__Data__.
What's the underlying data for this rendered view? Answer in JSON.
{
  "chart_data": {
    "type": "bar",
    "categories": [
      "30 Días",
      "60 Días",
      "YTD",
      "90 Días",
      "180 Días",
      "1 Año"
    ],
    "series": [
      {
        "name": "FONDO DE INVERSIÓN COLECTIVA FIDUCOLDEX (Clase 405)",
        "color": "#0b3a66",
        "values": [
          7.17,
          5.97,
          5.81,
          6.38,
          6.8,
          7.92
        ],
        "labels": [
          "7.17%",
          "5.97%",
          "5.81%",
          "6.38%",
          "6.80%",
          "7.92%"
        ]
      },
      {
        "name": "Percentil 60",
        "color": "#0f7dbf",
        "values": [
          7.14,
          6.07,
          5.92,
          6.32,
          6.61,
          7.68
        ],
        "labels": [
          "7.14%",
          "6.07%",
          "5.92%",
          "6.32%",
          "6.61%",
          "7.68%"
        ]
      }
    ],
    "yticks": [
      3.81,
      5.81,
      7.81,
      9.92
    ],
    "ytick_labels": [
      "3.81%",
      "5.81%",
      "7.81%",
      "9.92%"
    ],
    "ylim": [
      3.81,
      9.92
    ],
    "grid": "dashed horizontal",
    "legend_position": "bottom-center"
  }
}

__Given request__.
Generate an exact reproduction of all entries.

__Solved exercise__.
What's the underlying data for this rendered view? Answer in JSON.
{
  "chart_data": {
    "type": "bar",
    "categories": [
      "30 Días",
      "60 Días",
      "YTD",
      "90 Días",
      "180 Días",
      "1 Año"
    ],
    "series": [
      {
        "name": "FONDO DE INVERSIÓN COLECTIVA FIDUCOLDEX (Clase 405)",
        "color": "#0b3a66",
        "values": [
          7.17,
          5.97,
          5.81,
          6.38,
          6.8,
          7.92
        ],
        "labels": [
          "7.17%",
          "5.97%",
          "5.81%",
          "6.38%",
          "6.80%",
          "7.92%"
        ]
      },
      {
        "name": "Percentil 60",
        "color": "#0f7dbf",
        "values": [
          7.14,
          6.07,
          5.92,
          6.32,
          6.61,
          7.68
        ],
        "labels": [
          "7.14%",
          "6.07%",
          "5.92%",
          "6.32%",
          "6.61%",
          "7.68%"
        ]
      }
    ],
    "yticks": [
      3.81,
      5.81,
      7.81,
      9.92
    ],
    "ytick_labels": [
      "3.81%",
      "5.81%",
      "7.81%",
      "9.92%"
    ],
    "ylim": [
      3.81,
      9.92
    ],
    "grid": "dashed horizontal",
    "legend_position": "bottom-center"
  }
}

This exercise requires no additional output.